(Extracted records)
....
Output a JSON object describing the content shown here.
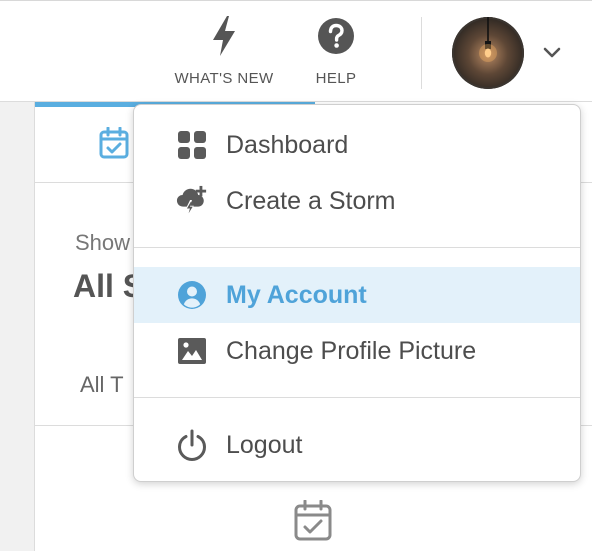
{
  "header": {
    "whats_new_label": "WHAT'S NEW",
    "help_label": "HELP"
  },
  "page": {
    "show_label": "Show",
    "title_partial": "All S",
    "tab_label_partial": "All T"
  },
  "menu": {
    "items": [
      {
        "label": "Dashboard",
        "icon": "dashboard-grid-icon"
      },
      {
        "label": "Create a Storm",
        "icon": "storm-cloud-plus-icon"
      },
      {
        "label": "My Account",
        "icon": "account-circle-icon",
        "selected": true
      },
      {
        "label": "Change Profile Picture",
        "icon": "image-icon"
      },
      {
        "label": "Logout",
        "icon": "power-icon"
      }
    ]
  },
  "colors": {
    "accent": "#5aaee0",
    "selected_bg": "#e3f1fa",
    "selected_text": "#4fa3d9",
    "icon_gray": "#5a5a5a"
  }
}
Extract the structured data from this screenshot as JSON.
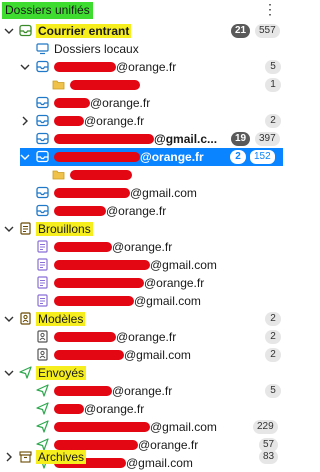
{
  "header": {
    "title": "Dossiers unifiés",
    "menu": "⋮"
  },
  "rows": {
    "inbox": {
      "label": "Courrier entrant",
      "unread": "21",
      "total": "557"
    },
    "local": {
      "label": "Dossiers locaux"
    },
    "a1": {
      "suffix": "@orange.fr",
      "total": "5"
    },
    "a1sub": {
      "total": "1"
    },
    "a2": {
      "suffix": "@orange.fr"
    },
    "a3": {
      "suffix": "@orange.fr",
      "total": "2"
    },
    "a4": {
      "suffix": "@gmail.c...",
      "unread": "19",
      "total": "397"
    },
    "a5": {
      "suffix": "@orange.fr",
      "unread": "2",
      "total": "152"
    },
    "a6": {
      "suffix": "@gmail.com"
    },
    "a7": {
      "suffix": "@orange.fr"
    },
    "drafts": {
      "label": "Brouillons"
    },
    "d1": {
      "suffix": "@orange.fr"
    },
    "d2": {
      "suffix": "@gmail.com"
    },
    "d3": {
      "suffix": "@orange.fr"
    },
    "d4": {
      "suffix": "@gmail.com"
    },
    "templates": {
      "label": "Modèles",
      "total": "2"
    },
    "t1": {
      "suffix": "@orange.fr",
      "total": "2"
    },
    "t2": {
      "suffix": "@gmail.com",
      "total": "2"
    },
    "sent": {
      "label": "Envoyés"
    },
    "s1": {
      "suffix": "@orange.fr",
      "total": "5"
    },
    "s2": {
      "suffix": "@orange.fr"
    },
    "s3": {
      "suffix": "@gmail.com",
      "total": "229"
    },
    "s4": {
      "suffix": "@orange.fr",
      "total": "57"
    },
    "s5": {
      "suffix": "@gmail.com"
    },
    "archives": {
      "label": "Archives",
      "total": "83"
    }
  },
  "colors": {
    "highlight_green": "#3ddc2f",
    "highlight_yellow": "#f7ef1d",
    "redaction": "#e30613",
    "selection": "#0a84ff",
    "icon_blue": "#1f78c8",
    "icon_purple": "#8a6fd6",
    "sent_green": "#2fa84f"
  }
}
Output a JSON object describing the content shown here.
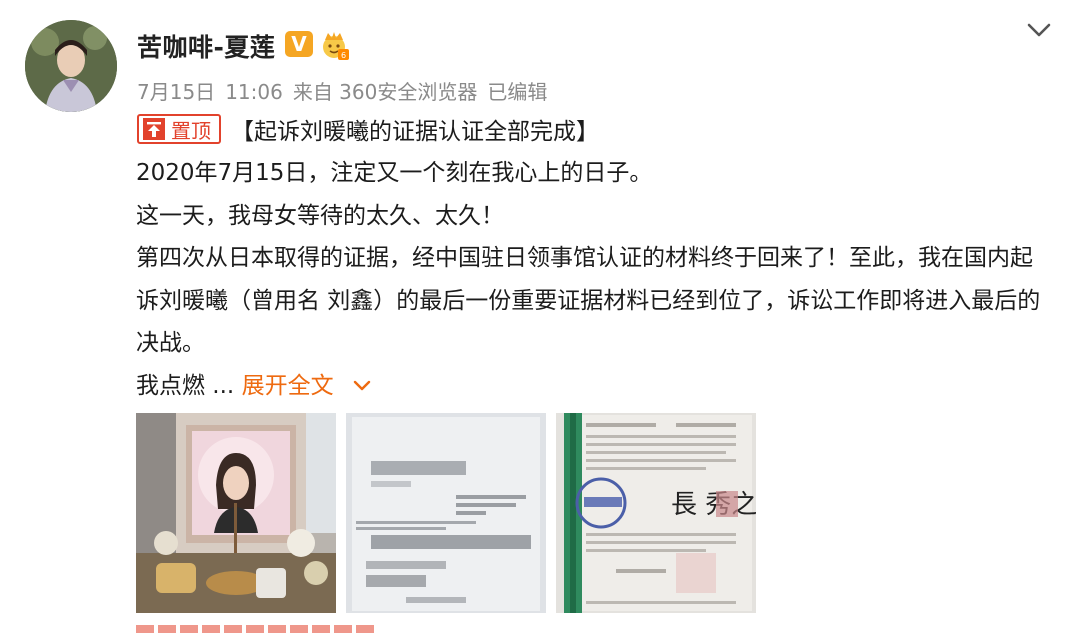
{
  "post": {
    "username": "苦咖啡-夏莲",
    "verified_badge": "V",
    "date": "7月15日",
    "time": "11:06",
    "source": "来自 360安全浏览器",
    "edited": "已编辑",
    "pin_label": "置顶",
    "title": "【起诉刘暖曦的证据认证全部完成】",
    "paragraphs": [
      "2020年7月15日，注定又一个刻在我心上的日子。",
      "这一天，我母女等待的太久、太久！",
      "第四次从日本取得的证据，经中国驻日领事馆认证的材料终于回来了！至此，我在国内起诉刘暖曦（曾用名 刘鑫）的最后一份重要证据材料已经到位了，诉讼工作即将进入最后的决战。"
    ],
    "truncated_text": "我点燃 ...",
    "expand_label": "展开全文"
  },
  "thumbnails": [
    {
      "kind": "memorial-photo-icon"
    },
    {
      "kind": "document-photo-icon"
    },
    {
      "kind": "notarized-document-icon",
      "seal_text": "長 秀之"
    }
  ],
  "colors": {
    "accent_red": "#e2422c",
    "expand_orange": "#ee6a10",
    "meta_gray": "#8a8a8a",
    "vip_gold": "#f5a623"
  }
}
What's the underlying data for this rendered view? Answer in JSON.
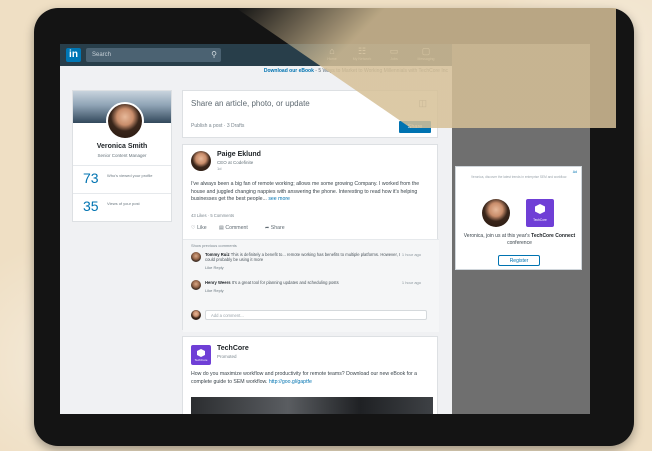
{
  "nav": {
    "logo": "in",
    "search_placeholder": "Search",
    "items": [
      {
        "label": "Home",
        "icon": "home-icon",
        "glyph": "⌂"
      },
      {
        "label": "My Network",
        "icon": "network-icon",
        "glyph": "☷"
      },
      {
        "label": "Jobs",
        "icon": "jobs-icon",
        "glyph": "▭"
      },
      {
        "label": "Messaging",
        "icon": "messaging-icon",
        "glyph": "▢"
      }
    ]
  },
  "promo": {
    "link": "Download our eBook",
    "text": " - 5 Ways to Market to Working Millennials with TechCore Inc"
  },
  "profile": {
    "name": "Veronica Smith",
    "title": "Senior Content Manager",
    "stats": [
      {
        "value": "73",
        "label": "Who's viewed your profile"
      },
      {
        "value": "35",
        "label": "Views of your post"
      }
    ]
  },
  "share": {
    "prompt": "Share an article, photo, or update",
    "sub": "Publish a post · 3 Drafts",
    "button": "Share"
  },
  "post": {
    "author": "Paige Eklund",
    "headline": "CEO at Codefinite",
    "time": "1d",
    "body": "I've always been a big fan of remote working; allows me some growing Company. I worked from the house and juggled changing nappies with answering the phone. Interesting to read how it's helping businesses get the best people...",
    "more": "see more",
    "stats": "43 Likes · 5 Comments",
    "actions": [
      "Like",
      "Comment",
      "Share"
    ],
    "prev_comments": "Show previous comments",
    "comments": [
      {
        "name": "Tommy Ruiz",
        "text": "This is definitely a benefit to... remote working has benefits to multiple platforms. However, I could probably be using it more",
        "time": "1 hour ago",
        "actions": "Like  Reply"
      },
      {
        "name": "Henry Weers",
        "text": "It's a great tool for planning updates and scheduling posts",
        "time": "1 hour ago",
        "actions": "Like  Reply"
      }
    ],
    "add_comment": "Add a comment..."
  },
  "sponsored": {
    "name": "TechCore",
    "promoted": "Promoted",
    "logo_label": "TechCore",
    "body": "How do you maximize workflow and productivity for remote teams? Download our new eBook for a complete guide to SEM workflow.",
    "link": "http://goo.gl/gaptfe"
  },
  "ad": {
    "label": "Ad",
    "top": "Veronica, discover the latest trends in enterprise SEM and workflow.",
    "text_pre": "Veronica, join us at this year's ",
    "text_bold": "TechCore Connect",
    "text_post": " conference",
    "logo_label": "TechCore",
    "button": "Register"
  },
  "colors": {
    "linkedin_blue": "#0073b1",
    "navbar": "#283e4a",
    "techcore_purple": "#6f3fd6"
  }
}
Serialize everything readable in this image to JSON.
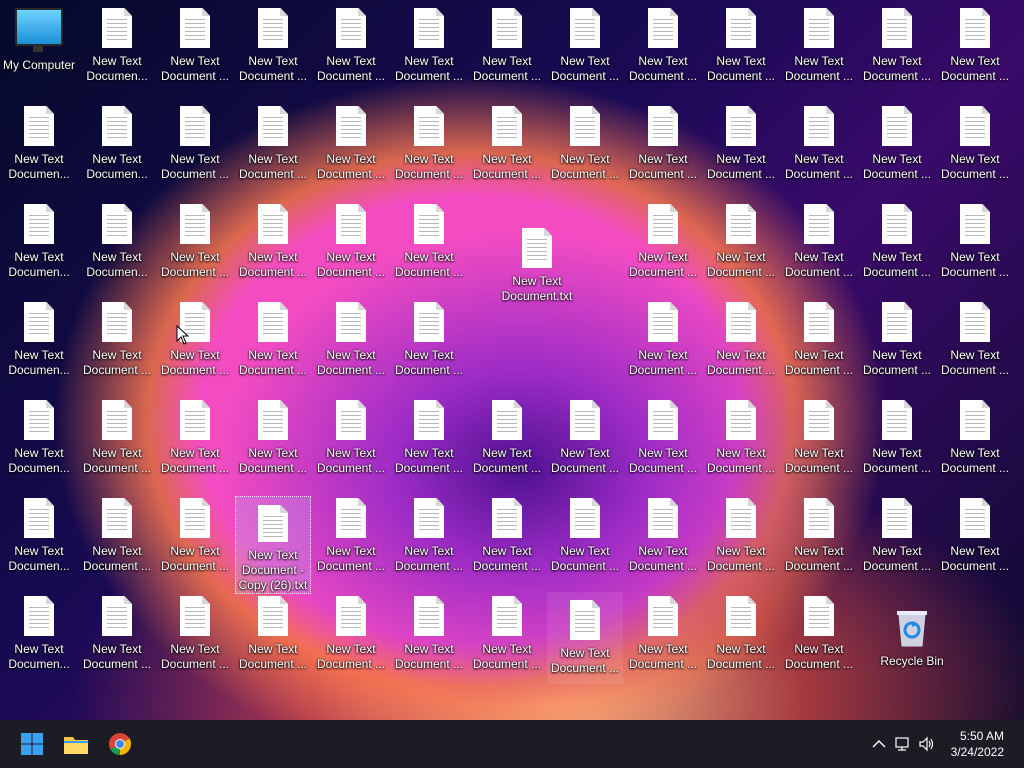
{
  "desktop": {
    "my_computer_label": "My Computer",
    "recycle_bin_label": "Recycle Bin",
    "moved_file_label": "New Text Document.txt",
    "selected_file_label": "New Text Document - Copy (26).txt",
    "file_label_short": "New Text Documen...",
    "file_label": "New Text Document ..."
  },
  "taskbar": {
    "clock_time": "5:50 AM",
    "clock_date": "3/24/2022",
    "start_icon": "windows-start-icon",
    "explorer_icon": "file-explorer-icon",
    "chrome_icon": "chrome-icon"
  }
}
....
**Task goal**
Copy out all of the material exactly as written, without its pictures.

**Solution to this problem**
Output a JSON object describing the content shown here.
{
  "header": {
    "whats_new_label": "WHAT'S NEW",
    "help_label": "HELP"
  },
  "page": {
    "show_label": "Show",
    "title_partial": "All S",
    "tab_label_partial": "All T"
  },
  "menu": {
    "items": [
      {
        "label": "Dashboard",
        "icon": "dashboard-grid-icon"
      },
      {
        "label": "Create a Storm",
        "icon": "storm-cloud-plus-icon"
      },
      {
        "label": "My Account",
        "icon": "account-circle-icon",
        "selected": true
      },
      {
        "label": "Change Profile Picture",
        "icon": "image-icon"
      },
      {
        "label": "Logout",
        "icon": "power-icon"
      }
    ]
  },
  "colors": {
    "accent": "#5aaee0",
    "selected_bg": "#e3f1fa",
    "selected_text": "#4fa3d9",
    "icon_gray": "#5a5a5a"
  }
}
Extract the structured data from this screenshot as JSON.
{
  "header": {
    "title": "Dossiers unifiés",
    "menu": "⋮"
  },
  "rows": {
    "inbox": {
      "label": "Courrier entrant",
      "unread": "21",
      "total": "557"
    },
    "local": {
      "label": "Dossiers locaux"
    },
    "a1": {
      "suffix": "@orange.fr",
      "total": "5"
    },
    "a1sub": {
      "total": "1"
    },
    "a2": {
      "suffix": "@orange.fr"
    },
    "a3": {
      "suffix": "@orange.fr",
      "total": "2"
    },
    "a4": {
      "suffix": "@gmail.c...",
      "unread": "19",
      "total": "397"
    },
    "a5": {
      "suffix": "@orange.fr",
      "unread": "2",
      "total": "152"
    },
    "a6": {
      "suffix": "@gmail.com"
    },
    "a7": {
      "suffix": "@orange.fr"
    },
    "drafts": {
      "label": "Brouillons"
    },
    "d1": {
      "suffix": "@orange.fr"
    },
    "d2": {
      "suffix": "@gmail.com"
    },
    "d3": {
      "suffix": "@orange.fr"
    },
    "d4": {
      "suffix": "@gmail.com"
    },
    "templates": {
      "label": "Modèles",
      "total": "2"
    },
    "t1": {
      "suffix": "@orange.fr",
      "total": "2"
    },
    "t2": {
      "suffix": "@gmail.com",
      "total": "2"
    },
    "sent": {
      "label": "Envoyés"
    },
    "s1": {
      "suffix": "@orange.fr",
      "total": "5"
    },
    "s2": {
      "suffix": "@orange.fr"
    },
    "s3": {
      "suffix": "@gmail.com",
      "total": "229"
    },
    "s4": {
      "suffix": "@orange.fr",
      "total": "57"
    },
    "s5": {
      "suffix": "@gmail.com"
    },
    "archives": {
      "label": "Archives",
      "total": "83"
    }
  },
  "colors": {
    "highlight_green": "#3ddc2f",
    "highlight_yellow": "#f7ef1d",
    "redaction": "#e30613",
    "selection": "#0a84ff",
    "icon_blue": "#1f78c8",
    "icon_purple": "#8a6fd6",
    "sent_green": "#2fa84f"
  }
}
Output a JSON object describing the content shown here.
{
  "post": {
    "username": "苦咖啡-夏莲",
    "verified_badge": "V",
    "date": "7月15日",
    "time": "11:06",
    "source": "来自 360安全浏览器",
    "edited": "已编辑",
    "pin_label": "置顶",
    "title": "【起诉刘暖曦的证据认证全部完成】",
    "paragraphs": [
      "2020年7月15日，注定又一个刻在我心上的日子。",
      "这一天，我母女等待的太久、太久！",
      "第四次从日本取得的证据，经中国驻日领事馆认证的材料终于回来了！至此，我在国内起诉刘暖曦（曾用名 刘鑫）的最后一份重要证据材料已经到位了，诉讼工作即将进入最后的决战。"
    ],
    "truncated_text": "我点燃 ...",
    "expand_label": "展开全文"
  },
  "thumbnails": [
    {
      "kind": "memorial-photo-icon"
    },
    {
      "kind": "document-photo-icon"
    },
    {
      "kind": "notarized-document-icon",
      "seal_text": "長 秀之"
    }
  ],
  "colors": {
    "accent_red": "#e2422c",
    "expand_orange": "#ee6a10",
    "meta_gray": "#8a8a8a",
    "vip_gold": "#f5a623"
  }
}
What's the underlying data for this rendered view? Answer in JSON.
{
  "nav": {
    "logo": "in",
    "search_placeholder": "Search",
    "items": [
      {
        "label": "Home",
        "icon": "home-icon",
        "glyph": "⌂"
      },
      {
        "label": "My Network",
        "icon": "network-icon",
        "glyph": "☷"
      },
      {
        "label": "Jobs",
        "icon": "jobs-icon",
        "glyph": "▭"
      },
      {
        "label": "Messaging",
        "icon": "messaging-icon",
        "glyph": "▢"
      }
    ]
  },
  "promo": {
    "link": "Download our eBook",
    "text": " - 5 Ways to Market to Working Millennials with TechCore Inc"
  },
  "profile": {
    "name": "Veronica Smith",
    "title": "Senior Content Manager",
    "stats": [
      {
        "value": "73",
        "label": "Who's viewed your profile"
      },
      {
        "value": "35",
        "label": "Views of your post"
      }
    ]
  },
  "share": {
    "prompt": "Share an article, photo, or update",
    "sub": "Publish a post · 3 Drafts",
    "button": "Share"
  },
  "post": {
    "author": "Paige Eklund",
    "headline": "CEO at Codefinite",
    "time": "1d",
    "body": "I've always been a big fan of remote working; allows me some growing Company. I worked from the house and juggled changing nappies with answering the phone. Interesting to read how it's helping businesses get the best people...",
    "more": "see more",
    "stats": "43 Likes · 5 Comments",
    "actions": [
      "Like",
      "Comment",
      "Share"
    ],
    "prev_comments": "Show previous comments",
    "comments": [
      {
        "name": "Tommy Ruiz",
        "text": "This is definitely a benefit to... remote working has benefits to multiple platforms. However, I could probably be using it more",
        "time": "1 hour ago",
        "actions": "Like  Reply"
      },
      {
        "name": "Henry Weers",
        "text": "It's a great tool for planning updates and scheduling posts",
        "time": "1 hour ago",
        "actions": "Like  Reply"
      }
    ],
    "add_comment": "Add a comment..."
  },
  "sponsored": {
    "name": "TechCore",
    "promoted": "Promoted",
    "logo_label": "TechCore",
    "body": "How do you maximize workflow and productivity for remote teams? Download our new eBook for a complete guide to SEM workflow.",
    "link": "http://goo.gl/gaptfe"
  },
  "ad": {
    "label": "Ad",
    "top": "Veronica, discover the latest trends in enterprise SEM and workflow.",
    "text_pre": "Veronica, join us at this year's ",
    "text_bold": "TechCore Connect",
    "text_post": " conference",
    "logo_label": "TechCore",
    "button": "Register"
  },
  "colors": {
    "linkedin_blue": "#0073b1",
    "navbar": "#283e4a",
    "techcore_purple": "#6f3fd6"
  }
}
Serialize everything readable in this image to JSON.
{
  "desktop": {
    "my_computer_label": "My Computer",
    "recycle_bin_label": "Recycle Bin",
    "moved_file_label": "New Text Document.txt",
    "selected_file_label": "New Text Document - Copy (26).txt",
    "file_label_short": "New Text Documen...",
    "file_label": "New Text Document ..."
  },
  "taskbar": {
    "clock_time": "5:50 AM",
    "clock_date": "3/24/2022",
    "start_icon": "windows-start-icon",
    "explorer_icon": "file-explorer-icon",
    "chrome_icon": "chrome-icon"
  }
}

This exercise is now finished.